MATERIAL FOR THIS EXERCISE:

┄┄┄┄┄┄┄┄┄┄┄┄┄┄┄┄┄┄┄┄

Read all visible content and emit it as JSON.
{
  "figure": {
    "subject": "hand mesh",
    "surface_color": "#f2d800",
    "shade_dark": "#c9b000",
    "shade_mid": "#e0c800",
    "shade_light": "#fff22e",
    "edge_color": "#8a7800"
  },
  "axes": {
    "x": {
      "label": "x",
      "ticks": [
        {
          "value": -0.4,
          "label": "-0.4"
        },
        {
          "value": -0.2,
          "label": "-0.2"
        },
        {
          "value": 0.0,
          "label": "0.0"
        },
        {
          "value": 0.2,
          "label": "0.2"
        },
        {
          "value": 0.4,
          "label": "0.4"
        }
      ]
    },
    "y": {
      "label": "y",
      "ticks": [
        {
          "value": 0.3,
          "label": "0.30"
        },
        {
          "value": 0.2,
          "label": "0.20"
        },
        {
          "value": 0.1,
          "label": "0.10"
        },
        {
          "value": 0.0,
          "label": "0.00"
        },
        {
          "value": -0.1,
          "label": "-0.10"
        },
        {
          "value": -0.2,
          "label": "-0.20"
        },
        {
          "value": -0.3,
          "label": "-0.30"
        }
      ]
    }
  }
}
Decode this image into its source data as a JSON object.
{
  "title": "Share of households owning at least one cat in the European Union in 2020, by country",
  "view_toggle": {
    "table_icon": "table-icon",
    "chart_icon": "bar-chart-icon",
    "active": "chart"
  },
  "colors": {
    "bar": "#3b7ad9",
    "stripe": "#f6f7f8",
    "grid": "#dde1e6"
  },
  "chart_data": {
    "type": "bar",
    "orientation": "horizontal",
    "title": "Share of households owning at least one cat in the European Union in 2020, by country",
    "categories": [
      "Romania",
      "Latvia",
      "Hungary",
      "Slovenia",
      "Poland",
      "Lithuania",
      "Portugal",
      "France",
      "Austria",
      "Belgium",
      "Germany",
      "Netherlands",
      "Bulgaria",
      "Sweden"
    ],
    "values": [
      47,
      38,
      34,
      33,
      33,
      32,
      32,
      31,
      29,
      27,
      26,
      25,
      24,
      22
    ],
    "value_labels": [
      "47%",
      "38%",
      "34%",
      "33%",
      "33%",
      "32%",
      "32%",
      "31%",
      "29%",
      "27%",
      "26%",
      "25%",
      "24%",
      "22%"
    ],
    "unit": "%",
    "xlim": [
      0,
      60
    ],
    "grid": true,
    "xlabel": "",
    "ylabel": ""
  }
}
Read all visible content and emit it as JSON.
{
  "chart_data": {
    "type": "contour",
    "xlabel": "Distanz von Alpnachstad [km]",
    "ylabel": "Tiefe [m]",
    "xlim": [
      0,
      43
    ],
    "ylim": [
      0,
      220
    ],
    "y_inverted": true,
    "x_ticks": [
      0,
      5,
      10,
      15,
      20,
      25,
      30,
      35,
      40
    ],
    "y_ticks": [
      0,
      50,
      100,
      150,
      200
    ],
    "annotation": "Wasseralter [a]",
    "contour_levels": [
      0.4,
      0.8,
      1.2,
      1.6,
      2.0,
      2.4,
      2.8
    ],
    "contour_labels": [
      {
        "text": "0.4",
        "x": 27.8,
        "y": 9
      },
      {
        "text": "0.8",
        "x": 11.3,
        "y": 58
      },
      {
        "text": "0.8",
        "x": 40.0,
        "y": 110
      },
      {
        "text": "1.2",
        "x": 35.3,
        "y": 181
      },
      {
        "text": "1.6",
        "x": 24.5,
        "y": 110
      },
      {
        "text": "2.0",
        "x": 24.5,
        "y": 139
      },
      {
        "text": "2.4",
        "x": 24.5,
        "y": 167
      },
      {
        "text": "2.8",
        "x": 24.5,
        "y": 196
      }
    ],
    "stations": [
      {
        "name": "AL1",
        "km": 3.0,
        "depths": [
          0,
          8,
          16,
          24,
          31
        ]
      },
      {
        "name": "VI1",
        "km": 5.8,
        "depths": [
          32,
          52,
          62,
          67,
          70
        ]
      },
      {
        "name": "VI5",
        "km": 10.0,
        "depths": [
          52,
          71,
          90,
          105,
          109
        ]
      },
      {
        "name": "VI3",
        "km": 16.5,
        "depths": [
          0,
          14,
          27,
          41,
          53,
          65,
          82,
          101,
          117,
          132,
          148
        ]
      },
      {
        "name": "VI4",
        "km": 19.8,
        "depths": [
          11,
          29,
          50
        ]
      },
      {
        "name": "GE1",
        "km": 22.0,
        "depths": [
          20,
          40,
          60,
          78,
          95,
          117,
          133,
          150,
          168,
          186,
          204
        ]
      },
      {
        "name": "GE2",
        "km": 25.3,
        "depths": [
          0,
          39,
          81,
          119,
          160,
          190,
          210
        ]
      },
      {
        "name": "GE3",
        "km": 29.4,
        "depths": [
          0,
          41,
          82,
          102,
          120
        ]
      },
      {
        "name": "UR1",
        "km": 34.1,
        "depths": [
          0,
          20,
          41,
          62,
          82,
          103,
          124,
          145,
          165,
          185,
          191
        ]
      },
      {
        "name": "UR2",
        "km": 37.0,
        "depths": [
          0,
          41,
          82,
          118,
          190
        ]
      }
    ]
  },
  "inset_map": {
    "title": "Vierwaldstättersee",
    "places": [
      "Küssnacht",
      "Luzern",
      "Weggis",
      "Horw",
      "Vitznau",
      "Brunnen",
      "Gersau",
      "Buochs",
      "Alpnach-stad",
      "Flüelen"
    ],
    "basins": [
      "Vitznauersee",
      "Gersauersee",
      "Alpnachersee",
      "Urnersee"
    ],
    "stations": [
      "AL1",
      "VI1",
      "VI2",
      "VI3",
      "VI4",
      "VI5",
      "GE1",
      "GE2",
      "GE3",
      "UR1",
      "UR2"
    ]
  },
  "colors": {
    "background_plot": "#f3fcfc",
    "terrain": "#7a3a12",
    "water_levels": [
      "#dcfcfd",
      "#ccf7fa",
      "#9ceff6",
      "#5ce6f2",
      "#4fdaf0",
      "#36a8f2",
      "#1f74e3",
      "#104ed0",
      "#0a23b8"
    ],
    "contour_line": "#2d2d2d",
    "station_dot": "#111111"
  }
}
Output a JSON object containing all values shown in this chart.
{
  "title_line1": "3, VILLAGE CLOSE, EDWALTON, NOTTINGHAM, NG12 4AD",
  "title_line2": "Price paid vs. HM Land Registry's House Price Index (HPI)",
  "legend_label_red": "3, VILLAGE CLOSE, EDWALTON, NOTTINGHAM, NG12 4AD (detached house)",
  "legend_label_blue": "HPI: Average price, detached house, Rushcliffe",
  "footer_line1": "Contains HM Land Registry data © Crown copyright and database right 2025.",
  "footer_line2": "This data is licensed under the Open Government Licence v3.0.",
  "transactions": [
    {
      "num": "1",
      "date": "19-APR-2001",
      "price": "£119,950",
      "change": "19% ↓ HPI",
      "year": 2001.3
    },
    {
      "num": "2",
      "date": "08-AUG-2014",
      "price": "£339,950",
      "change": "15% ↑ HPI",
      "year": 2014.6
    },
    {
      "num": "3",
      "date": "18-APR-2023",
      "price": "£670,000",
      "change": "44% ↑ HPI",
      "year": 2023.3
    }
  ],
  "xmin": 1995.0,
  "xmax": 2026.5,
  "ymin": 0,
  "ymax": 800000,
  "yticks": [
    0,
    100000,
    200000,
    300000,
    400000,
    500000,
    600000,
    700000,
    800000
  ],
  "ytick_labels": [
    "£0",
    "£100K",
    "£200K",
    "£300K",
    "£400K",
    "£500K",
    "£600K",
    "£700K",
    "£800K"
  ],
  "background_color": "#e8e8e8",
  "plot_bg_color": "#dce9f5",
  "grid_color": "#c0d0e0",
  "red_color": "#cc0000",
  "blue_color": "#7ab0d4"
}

┄┄┄┄┄┄┄┄┄┄┄┄┄┄┄┄┄┄┄┄

DIRECTIONS FOR THIS TASK: Determine how many lines contain the word "name" and reply with that number alone.

THE ANSWER: 10